Problem to solve
Copy out the lines of the material word for word, starting at its first line and ending with the line containing "675, 386, 697]".

[Source data]
▽

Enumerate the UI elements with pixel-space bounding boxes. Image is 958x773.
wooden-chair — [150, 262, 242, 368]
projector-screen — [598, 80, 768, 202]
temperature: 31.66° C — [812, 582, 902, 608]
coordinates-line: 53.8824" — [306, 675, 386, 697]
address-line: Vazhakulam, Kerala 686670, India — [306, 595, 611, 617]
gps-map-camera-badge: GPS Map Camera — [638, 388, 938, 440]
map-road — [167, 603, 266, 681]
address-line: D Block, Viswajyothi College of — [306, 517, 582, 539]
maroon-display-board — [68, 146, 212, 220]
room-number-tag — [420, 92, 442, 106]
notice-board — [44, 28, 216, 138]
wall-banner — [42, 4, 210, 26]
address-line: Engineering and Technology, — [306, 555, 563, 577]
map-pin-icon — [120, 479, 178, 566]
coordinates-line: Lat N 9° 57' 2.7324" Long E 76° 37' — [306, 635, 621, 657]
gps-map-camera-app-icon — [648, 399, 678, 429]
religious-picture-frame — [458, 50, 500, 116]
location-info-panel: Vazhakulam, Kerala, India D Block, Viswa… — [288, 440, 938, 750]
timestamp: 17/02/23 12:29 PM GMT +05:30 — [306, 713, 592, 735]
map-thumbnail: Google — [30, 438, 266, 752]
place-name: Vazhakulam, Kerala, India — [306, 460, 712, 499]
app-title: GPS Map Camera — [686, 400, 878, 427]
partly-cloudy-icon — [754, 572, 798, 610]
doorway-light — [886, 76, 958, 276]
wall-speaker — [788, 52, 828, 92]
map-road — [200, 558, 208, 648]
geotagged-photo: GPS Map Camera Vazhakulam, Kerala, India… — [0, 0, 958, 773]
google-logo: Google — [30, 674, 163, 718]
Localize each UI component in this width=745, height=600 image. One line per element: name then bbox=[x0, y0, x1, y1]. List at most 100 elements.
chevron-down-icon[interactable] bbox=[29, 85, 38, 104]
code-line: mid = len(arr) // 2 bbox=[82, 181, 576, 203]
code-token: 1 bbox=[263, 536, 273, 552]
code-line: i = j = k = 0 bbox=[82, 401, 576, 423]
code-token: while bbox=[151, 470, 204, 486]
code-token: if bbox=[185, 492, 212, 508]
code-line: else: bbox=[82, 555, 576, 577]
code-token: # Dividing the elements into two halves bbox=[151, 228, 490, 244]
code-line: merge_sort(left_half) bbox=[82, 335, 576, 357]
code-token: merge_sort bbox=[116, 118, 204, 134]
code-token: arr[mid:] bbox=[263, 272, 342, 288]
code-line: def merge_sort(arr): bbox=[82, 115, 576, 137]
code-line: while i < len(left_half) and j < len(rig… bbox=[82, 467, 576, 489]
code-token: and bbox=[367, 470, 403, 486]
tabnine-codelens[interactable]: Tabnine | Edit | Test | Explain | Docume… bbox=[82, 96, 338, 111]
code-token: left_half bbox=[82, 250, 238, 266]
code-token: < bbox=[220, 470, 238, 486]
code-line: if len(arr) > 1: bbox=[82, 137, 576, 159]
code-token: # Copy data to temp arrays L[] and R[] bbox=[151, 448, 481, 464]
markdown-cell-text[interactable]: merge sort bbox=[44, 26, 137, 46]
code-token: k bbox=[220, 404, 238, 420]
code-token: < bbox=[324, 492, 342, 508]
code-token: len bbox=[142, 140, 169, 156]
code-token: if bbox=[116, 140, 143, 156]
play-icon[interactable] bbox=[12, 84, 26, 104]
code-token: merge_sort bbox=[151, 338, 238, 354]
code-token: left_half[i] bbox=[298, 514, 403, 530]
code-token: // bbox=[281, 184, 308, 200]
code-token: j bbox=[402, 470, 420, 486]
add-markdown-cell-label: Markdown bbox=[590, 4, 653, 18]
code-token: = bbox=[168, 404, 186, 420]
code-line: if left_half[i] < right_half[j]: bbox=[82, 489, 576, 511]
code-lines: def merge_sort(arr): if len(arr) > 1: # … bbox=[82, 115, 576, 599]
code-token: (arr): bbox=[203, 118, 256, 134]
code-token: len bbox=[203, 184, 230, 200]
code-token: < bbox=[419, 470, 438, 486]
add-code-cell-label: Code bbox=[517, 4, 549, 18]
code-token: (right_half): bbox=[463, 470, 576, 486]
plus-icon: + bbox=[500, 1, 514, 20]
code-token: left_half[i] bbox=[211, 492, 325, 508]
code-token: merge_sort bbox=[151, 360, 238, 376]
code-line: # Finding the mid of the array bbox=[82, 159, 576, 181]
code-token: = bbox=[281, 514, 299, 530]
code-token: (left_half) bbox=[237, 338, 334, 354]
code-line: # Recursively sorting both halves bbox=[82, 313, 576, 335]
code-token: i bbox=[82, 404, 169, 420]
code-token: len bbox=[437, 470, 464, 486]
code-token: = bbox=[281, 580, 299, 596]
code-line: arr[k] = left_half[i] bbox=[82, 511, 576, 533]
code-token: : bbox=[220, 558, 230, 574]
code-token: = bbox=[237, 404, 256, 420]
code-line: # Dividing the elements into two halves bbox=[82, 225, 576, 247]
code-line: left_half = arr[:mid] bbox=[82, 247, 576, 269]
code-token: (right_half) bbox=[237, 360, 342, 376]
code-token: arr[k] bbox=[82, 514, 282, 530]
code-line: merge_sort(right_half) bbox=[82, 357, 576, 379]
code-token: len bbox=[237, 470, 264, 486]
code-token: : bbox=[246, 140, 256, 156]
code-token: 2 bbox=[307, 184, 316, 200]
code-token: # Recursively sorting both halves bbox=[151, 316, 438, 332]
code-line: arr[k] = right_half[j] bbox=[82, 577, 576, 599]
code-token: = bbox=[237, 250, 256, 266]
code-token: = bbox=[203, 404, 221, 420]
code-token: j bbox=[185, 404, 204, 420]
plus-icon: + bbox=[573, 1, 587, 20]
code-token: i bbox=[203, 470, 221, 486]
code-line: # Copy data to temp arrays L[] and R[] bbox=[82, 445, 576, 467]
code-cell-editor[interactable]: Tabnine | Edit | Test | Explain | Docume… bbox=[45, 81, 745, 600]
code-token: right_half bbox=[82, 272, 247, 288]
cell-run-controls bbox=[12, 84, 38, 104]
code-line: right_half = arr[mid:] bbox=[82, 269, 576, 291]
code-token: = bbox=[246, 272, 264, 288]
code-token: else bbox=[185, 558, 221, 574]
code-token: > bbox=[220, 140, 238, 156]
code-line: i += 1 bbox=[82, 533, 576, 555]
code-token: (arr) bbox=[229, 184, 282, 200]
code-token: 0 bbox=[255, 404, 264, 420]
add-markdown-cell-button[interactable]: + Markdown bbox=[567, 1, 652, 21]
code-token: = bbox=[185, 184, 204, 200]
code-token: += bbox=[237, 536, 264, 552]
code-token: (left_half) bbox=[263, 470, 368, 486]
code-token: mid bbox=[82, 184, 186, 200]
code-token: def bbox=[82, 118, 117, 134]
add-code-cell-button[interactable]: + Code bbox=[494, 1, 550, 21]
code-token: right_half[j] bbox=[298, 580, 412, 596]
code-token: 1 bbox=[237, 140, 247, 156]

△

Solution for this task
Enumerate the UI elements with pixel-space bounding boxes. Image is 958x773.
wooden-chair — [150, 262, 242, 368]
projector-screen — [598, 80, 768, 202]
temperature: 31.66° C — [812, 582, 902, 608]
coordinates-line: 53.8824" — [306, 675, 386, 697]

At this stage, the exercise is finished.